→ **RAW DATA**
::::::

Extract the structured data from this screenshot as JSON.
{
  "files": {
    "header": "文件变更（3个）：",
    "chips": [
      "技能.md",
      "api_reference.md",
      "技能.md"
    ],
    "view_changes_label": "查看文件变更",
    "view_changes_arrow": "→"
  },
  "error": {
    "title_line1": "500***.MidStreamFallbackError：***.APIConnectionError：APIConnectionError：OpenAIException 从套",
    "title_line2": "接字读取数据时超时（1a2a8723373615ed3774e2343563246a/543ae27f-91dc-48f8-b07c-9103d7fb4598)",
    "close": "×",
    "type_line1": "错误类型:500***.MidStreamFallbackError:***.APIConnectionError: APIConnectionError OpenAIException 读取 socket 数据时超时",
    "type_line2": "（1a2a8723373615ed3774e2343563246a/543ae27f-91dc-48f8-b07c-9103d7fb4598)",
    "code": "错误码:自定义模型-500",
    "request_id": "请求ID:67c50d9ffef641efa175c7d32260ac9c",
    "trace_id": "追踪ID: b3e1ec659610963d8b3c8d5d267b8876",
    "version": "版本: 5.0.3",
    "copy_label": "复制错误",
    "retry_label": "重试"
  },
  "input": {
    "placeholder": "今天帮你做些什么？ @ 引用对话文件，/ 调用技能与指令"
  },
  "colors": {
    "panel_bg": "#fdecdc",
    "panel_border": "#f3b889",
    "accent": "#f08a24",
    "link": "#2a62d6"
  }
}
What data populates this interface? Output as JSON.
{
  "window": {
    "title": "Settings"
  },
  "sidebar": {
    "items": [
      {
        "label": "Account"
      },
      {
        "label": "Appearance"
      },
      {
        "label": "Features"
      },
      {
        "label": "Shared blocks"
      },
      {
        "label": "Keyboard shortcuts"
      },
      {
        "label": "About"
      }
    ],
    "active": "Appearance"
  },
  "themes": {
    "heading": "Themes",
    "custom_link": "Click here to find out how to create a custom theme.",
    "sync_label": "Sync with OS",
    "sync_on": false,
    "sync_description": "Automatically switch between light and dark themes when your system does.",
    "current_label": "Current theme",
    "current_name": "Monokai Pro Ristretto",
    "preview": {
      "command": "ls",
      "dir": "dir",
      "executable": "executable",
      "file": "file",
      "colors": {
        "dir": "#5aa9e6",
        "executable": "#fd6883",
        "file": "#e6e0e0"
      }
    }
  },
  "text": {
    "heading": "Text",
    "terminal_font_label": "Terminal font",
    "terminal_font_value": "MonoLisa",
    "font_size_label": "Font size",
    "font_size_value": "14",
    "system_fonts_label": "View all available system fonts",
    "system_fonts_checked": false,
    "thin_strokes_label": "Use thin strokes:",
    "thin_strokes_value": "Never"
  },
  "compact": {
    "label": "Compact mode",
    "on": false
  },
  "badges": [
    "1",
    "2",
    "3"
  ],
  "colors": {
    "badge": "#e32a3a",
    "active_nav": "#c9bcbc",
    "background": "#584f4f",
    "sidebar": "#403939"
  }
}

::::::

→ **WHAT THE EXERCISE ASKS**
Every entry above should be retyped exactly as shown.

→ **COMPLETED TASK**
Extract the structured data from this screenshot as JSON.
{
  "files": {
    "header": "文件变更（3个）：",
    "chips": [
      "技能.md",
      "api_reference.md",
      "技能.md"
    ],
    "view_changes_label": "查看文件变更",
    "view_changes_arrow": "→"
  },
  "error": {
    "title_line1": "500***.MidStreamFallbackError：***.APIConnectionError：APIConnectionError：OpenAIException 从套",
    "title_line2": "接字读取数据时超时（1a2a8723373615ed3774e2343563246a/543ae27f-91dc-48f8-b07c-9103d7fb4598)",
    "close": "×",
    "type_line1": "错误类型:500***.MidStreamFallbackError:***.APIConnectionError: APIConnectionError OpenAIException 读取 socket 数据时超时",
    "type_line2": "（1a2a8723373615ed3774e2343563246a/543ae27f-91dc-48f8-b07c-9103d7fb4598)",
    "code": "错误码:自定义模型-500",
    "request_id": "请求ID:67c50d9ffef641efa175c7d32260ac9c",
    "trace_id": "追踪ID: b3e1ec659610963d8b3c8d5d267b8876",
    "version": "版本: 5.0.3",
    "copy_label": "复制错误",
    "retry_label": "重试"
  },
  "input": {
    "placeholder": "今天帮你做些什么？ @ 引用对话文件，/ 调用技能与指令"
  },
  "colors": {
    "panel_bg": "#fdecdc",
    "panel_border": "#f3b889",
    "accent": "#f08a24",
    "link": "#2a62d6"
  }
}
What data populates this interface? Output as JSON.
{
  "window": {
    "title": "Settings"
  },
  "sidebar": {
    "items": [
      {
        "label": "Account"
      },
      {
        "label": "Appearance"
      },
      {
        "label": "Features"
      },
      {
        "label": "Shared blocks"
      },
      {
        "label": "Keyboard shortcuts"
      },
      {
        "label": "About"
      }
    ],
    "active": "Appearance"
  },
  "themes": {
    "heading": "Themes",
    "custom_link": "Click here to find out how to create a custom theme.",
    "sync_label": "Sync with OS",
    "sync_on": false,
    "sync_description": "Automatically switch between light and dark themes when your system does.",
    "current_label": "Current theme",
    "current_name": "Monokai Pro Ristretto",
    "preview": {
      "command": "ls",
      "dir": "dir",
      "executable": "executable",
      "file": "file",
      "colors": {
        "dir": "#5aa9e6",
        "executable": "#fd6883",
        "file": "#e6e0e0"
      }
    }
  },
  "text": {
    "heading": "Text",
    "terminal_font_label": "Terminal font",
    "terminal_font_value": "MonoLisa",
    "font_size_label": "Font size",
    "font_size_value": "14",
    "system_fonts_label": "View all available system fonts",
    "system_fonts_checked": false,
    "thin_strokes_label": "Use thin strokes:",
    "thin_strokes_value": "Never"
  },
  "compact": {
    "label": "Compact mode",
    "on": false
  },
  "badges": [
    "1",
    "2",
    "3"
  ],
  "colors": {
    "badge": "#e32a3a",
    "active_nav": "#c9bcbc",
    "background": "#584f4f",
    "sidebar": "#403939"
  }
}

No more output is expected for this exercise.